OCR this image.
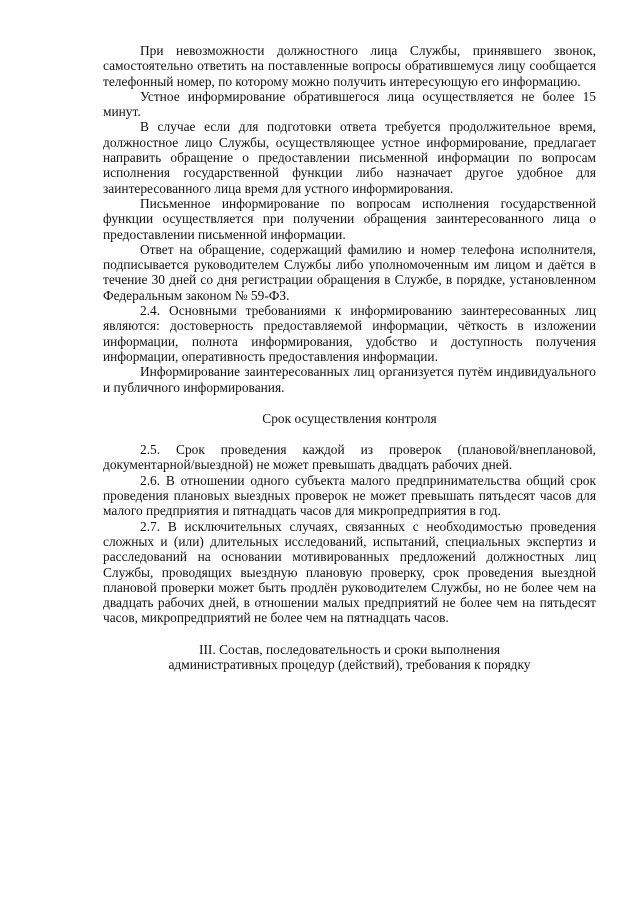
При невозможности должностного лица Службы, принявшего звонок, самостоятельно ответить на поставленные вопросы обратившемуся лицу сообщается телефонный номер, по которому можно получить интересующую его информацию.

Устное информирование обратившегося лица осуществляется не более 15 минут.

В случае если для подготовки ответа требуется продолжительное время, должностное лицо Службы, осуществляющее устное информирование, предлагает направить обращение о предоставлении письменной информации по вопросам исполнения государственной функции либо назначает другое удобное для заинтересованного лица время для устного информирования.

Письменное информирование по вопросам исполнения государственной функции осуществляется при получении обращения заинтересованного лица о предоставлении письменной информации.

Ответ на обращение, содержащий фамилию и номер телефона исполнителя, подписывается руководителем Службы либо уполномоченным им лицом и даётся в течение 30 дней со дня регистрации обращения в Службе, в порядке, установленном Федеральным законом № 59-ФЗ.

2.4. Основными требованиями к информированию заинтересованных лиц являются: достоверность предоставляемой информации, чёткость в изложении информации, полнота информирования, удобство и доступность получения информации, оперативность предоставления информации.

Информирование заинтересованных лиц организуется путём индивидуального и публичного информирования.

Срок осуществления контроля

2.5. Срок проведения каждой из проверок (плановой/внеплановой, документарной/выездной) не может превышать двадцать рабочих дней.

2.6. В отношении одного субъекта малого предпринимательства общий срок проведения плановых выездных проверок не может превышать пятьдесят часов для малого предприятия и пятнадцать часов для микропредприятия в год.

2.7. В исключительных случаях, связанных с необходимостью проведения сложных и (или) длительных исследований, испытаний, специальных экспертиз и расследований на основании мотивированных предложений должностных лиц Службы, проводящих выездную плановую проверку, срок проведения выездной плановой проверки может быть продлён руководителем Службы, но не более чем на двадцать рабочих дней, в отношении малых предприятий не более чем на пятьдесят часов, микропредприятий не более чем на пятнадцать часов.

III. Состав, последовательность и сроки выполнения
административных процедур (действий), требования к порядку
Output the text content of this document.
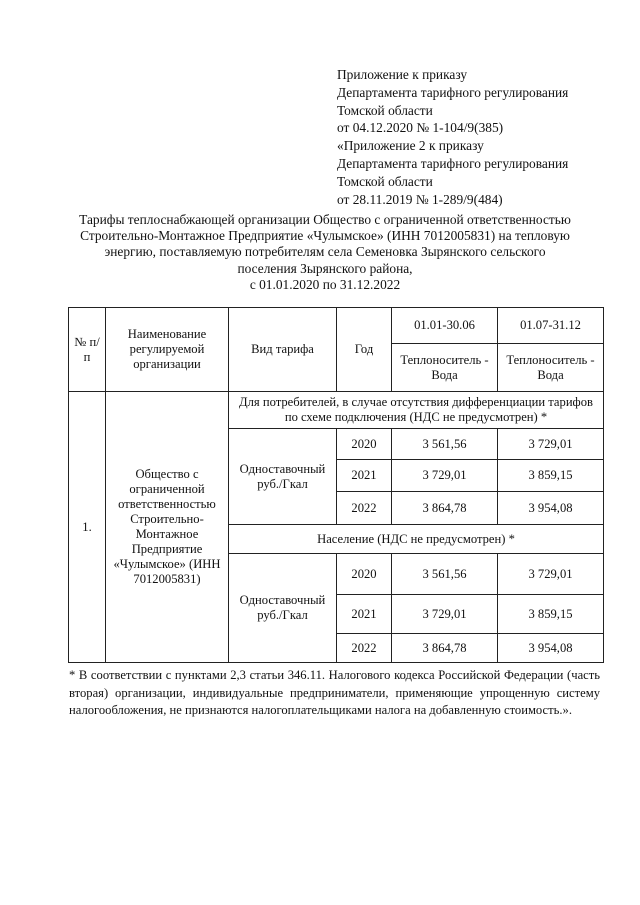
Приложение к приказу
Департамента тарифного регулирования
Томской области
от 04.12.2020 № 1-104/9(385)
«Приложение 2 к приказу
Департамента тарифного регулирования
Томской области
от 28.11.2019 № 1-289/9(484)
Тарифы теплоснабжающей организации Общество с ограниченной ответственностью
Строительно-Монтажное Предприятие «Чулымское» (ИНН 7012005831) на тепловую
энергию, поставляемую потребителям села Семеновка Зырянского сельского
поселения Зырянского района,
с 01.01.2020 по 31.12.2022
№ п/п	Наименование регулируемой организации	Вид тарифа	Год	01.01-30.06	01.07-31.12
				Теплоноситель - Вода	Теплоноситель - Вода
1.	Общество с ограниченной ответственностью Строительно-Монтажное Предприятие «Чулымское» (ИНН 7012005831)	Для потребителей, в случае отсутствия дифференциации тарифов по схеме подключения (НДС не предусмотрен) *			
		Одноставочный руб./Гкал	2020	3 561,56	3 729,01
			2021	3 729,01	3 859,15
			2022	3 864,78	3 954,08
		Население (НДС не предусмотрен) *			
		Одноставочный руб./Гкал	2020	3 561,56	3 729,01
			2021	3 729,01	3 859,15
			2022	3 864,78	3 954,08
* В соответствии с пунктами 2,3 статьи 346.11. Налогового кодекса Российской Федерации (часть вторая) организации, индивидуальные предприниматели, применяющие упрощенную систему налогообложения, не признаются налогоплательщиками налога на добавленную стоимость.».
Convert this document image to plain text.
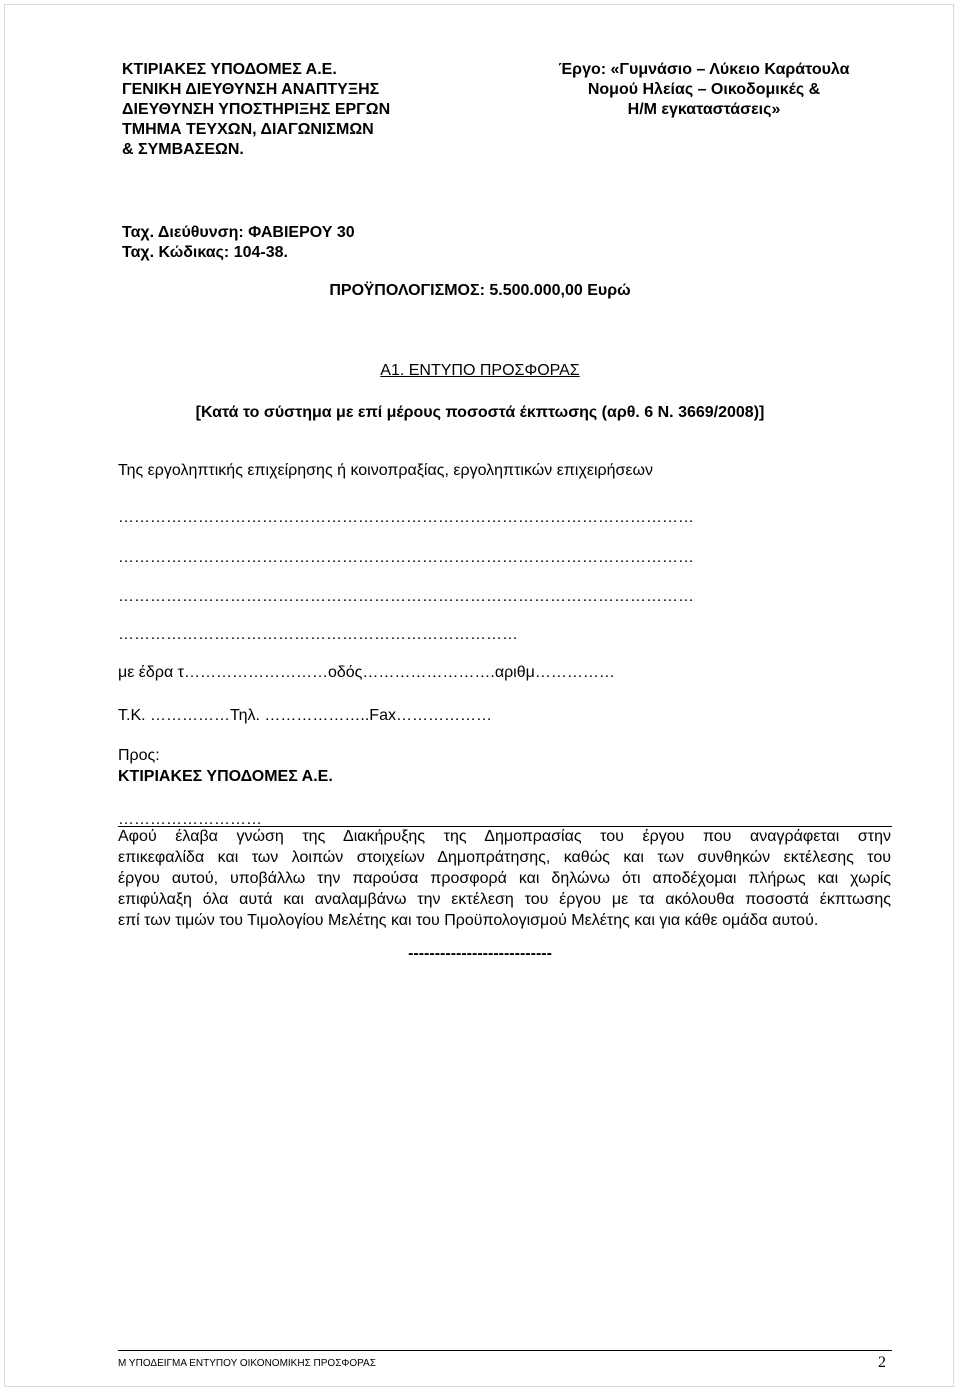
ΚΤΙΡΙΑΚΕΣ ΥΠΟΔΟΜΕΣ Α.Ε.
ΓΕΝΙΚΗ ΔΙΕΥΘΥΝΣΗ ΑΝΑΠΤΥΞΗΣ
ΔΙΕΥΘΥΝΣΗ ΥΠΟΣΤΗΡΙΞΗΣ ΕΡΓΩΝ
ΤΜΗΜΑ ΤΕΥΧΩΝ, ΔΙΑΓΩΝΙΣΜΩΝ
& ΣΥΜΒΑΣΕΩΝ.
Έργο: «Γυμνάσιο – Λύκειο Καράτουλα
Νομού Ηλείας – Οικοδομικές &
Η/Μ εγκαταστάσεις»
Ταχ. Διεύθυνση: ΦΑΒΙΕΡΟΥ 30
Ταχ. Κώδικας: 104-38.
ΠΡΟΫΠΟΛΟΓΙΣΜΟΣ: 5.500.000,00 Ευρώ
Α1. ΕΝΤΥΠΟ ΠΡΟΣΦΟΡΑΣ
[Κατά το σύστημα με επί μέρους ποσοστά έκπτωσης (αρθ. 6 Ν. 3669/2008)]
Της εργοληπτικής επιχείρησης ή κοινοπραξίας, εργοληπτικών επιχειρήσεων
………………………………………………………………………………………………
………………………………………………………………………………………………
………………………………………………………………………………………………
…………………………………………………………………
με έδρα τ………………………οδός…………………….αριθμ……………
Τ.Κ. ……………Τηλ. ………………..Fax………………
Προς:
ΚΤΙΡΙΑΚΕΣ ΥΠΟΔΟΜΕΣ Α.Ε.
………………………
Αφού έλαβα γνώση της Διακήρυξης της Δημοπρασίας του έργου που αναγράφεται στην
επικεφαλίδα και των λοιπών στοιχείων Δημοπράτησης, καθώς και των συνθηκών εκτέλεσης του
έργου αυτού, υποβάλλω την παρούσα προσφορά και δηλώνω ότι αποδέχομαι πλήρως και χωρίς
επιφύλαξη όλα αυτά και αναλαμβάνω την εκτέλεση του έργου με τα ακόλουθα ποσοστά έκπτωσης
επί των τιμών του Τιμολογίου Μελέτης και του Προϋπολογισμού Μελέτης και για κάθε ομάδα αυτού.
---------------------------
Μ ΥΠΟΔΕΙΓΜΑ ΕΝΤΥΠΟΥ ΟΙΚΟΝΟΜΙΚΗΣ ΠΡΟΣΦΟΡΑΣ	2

## [DIRECTIONS FOR THIS TASK]
Each line in the data that holds the string "вопросам" should be found and copied.

## [EXERCISE RESPONSE]
В случае если для подготовки ответа требуется продолжительное время, должностное лицо Службы, осуществляющее устное информирование, предлагает направить обращение о предоставлении письменной информации по вопросам исполнения государственной функции либо назначает другое удобное для заинтересованного лица время для устного информирования.
Письменное информирование по вопросам исполнения государственной функции осуществляется при получении обращения заинтересованного лица о предоставлении письменной информации.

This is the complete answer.